- **List of tasks**:
• 1. Reproduce everything in the election essay from "I said to my" down to "up together, afraid.".
• 2. Answer these questions on the election essay:
(a) In the election essay, whom did Lucy's friend call for help after fleeing the room?
(b) What happened to the youngest daughter on her way home?
(c) According to the narrator, what will get you burned?

- **Source text**:
*** Begin section ***

I said to my daughter, "They have always been there."
I talked to my daughter mid-morning. She hadn't slept. Minority students were flooded - flooded - with messages from all corners of the university, they would be excused from classes, they would be allowed support services, there would be gatherings. The night of the election a theretofore silent group of pro-Trump revelers had burst into the common area lounge with their excitement. Their rhetoric, unfortunately, frightened one of Lucy's closest friends (a Mexican-American girl) so badly that she fled the room and called my daughter for help. They were holed up together, afraid.
I urged her to not give in to despondency and defeat. I gave no play to her sobs or sniffles. I told her to accept it, that what until now had been purely academic was real, and we had been telling her all along it was real.
"The lights have been turned on in a room where all these people have been sitting. You may not have seen them in the dark but they were always there," I told my daughter.
A short while later, I learned that on her way home, my youngest daughter was harassed and threatened, cursed. She kept her composure and came home. We talked and I encouraged her to keep her wits. The situation could have easily turned the wrong way. She needed to be careful.
"Putting your finger in a pot of water is one thing," I told her. "Putting your finger in the pot when the water is boiling will get you burned."
I called my oldest daughter a bit later to see how she was. Still rattled. Still raw. I pushed again, urging a steady, casting sand on the heat of her fear.

*** End section ***

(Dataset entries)

*** Begin section ***

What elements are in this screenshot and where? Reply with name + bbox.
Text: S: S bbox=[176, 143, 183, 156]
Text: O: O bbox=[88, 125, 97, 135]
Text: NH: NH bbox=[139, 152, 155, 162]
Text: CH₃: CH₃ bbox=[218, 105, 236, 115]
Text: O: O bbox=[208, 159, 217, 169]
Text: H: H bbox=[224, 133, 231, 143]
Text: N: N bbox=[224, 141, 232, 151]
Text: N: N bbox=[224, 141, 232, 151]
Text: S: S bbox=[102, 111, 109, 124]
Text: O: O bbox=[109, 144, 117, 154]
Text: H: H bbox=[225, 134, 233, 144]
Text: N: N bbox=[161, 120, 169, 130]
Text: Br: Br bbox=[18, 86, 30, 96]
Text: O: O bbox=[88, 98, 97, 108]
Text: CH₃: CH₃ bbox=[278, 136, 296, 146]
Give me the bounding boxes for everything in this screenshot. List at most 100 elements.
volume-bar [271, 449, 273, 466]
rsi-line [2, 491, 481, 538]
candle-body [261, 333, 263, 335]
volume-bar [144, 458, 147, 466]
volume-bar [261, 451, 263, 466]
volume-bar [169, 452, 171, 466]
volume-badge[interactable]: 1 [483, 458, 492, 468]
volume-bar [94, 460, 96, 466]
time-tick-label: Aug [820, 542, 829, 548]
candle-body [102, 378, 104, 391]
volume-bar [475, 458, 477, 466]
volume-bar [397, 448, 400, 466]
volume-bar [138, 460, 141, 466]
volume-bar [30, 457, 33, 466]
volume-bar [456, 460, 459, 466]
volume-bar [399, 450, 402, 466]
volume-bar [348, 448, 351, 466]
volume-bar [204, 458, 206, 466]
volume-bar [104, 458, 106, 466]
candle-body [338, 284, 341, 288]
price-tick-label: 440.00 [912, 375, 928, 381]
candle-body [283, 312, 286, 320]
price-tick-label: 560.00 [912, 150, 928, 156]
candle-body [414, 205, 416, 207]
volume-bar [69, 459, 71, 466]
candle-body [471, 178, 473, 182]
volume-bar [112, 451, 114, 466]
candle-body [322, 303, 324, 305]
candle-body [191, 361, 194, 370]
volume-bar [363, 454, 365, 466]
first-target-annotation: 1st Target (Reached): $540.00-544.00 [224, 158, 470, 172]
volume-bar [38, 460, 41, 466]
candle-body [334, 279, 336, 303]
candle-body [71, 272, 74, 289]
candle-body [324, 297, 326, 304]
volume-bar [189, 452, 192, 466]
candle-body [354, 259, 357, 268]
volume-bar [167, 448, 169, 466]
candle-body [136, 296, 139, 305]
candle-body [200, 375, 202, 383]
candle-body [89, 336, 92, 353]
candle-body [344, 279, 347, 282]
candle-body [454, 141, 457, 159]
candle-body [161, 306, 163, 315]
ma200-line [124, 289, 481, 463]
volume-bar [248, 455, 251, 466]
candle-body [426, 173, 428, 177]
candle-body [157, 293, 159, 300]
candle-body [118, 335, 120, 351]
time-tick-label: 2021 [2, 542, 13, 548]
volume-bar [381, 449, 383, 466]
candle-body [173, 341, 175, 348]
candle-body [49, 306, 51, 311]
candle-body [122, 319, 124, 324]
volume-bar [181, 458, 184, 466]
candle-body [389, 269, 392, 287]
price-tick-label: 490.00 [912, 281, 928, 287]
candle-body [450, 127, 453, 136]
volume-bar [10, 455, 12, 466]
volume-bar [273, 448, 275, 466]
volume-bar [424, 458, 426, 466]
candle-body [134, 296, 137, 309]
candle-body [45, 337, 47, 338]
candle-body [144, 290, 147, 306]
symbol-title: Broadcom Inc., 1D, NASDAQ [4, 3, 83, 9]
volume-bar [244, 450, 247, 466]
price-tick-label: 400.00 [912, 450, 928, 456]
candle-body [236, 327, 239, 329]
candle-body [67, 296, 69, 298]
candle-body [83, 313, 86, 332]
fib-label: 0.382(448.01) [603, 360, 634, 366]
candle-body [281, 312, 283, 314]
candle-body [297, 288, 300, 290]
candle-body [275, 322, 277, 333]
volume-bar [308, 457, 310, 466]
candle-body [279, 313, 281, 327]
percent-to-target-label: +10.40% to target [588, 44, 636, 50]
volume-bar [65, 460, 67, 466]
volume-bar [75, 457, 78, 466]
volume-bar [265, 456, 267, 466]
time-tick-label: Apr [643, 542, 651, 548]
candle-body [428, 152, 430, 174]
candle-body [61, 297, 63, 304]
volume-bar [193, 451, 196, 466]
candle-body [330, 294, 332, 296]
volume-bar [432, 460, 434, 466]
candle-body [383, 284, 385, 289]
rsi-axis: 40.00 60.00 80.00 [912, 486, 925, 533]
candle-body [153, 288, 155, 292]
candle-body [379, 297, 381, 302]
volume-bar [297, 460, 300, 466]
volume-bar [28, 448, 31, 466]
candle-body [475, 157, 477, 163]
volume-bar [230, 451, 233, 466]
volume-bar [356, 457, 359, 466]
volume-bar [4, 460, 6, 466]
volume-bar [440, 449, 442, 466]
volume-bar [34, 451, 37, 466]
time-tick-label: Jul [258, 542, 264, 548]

*** End section ***

- **Task solutions**:
• 1.
I said to my daughter, "They have always been there."
I talked to my daughter mid-morning. She hadn't slept. Minority students were flooded - flooded - with messages from all corners of the university, they would be excused from classes, they would be allowed support services, there would be gatherings. The night of the election a theretofore silent group of pro-Trump revelers had burst into the common area lounge with their excitement. Their rhetoric, unfortunately, frightened one of Lucy's closest friends (a Mexican-American girl) so badly that she fled the room and called my daughter for help. They were holed up together, afraid.

• 2.
(a) The narrator's daughter.
(b) She was harassed, threatened and cursed.
(c) Putting your finger in the pot when the water is boiling.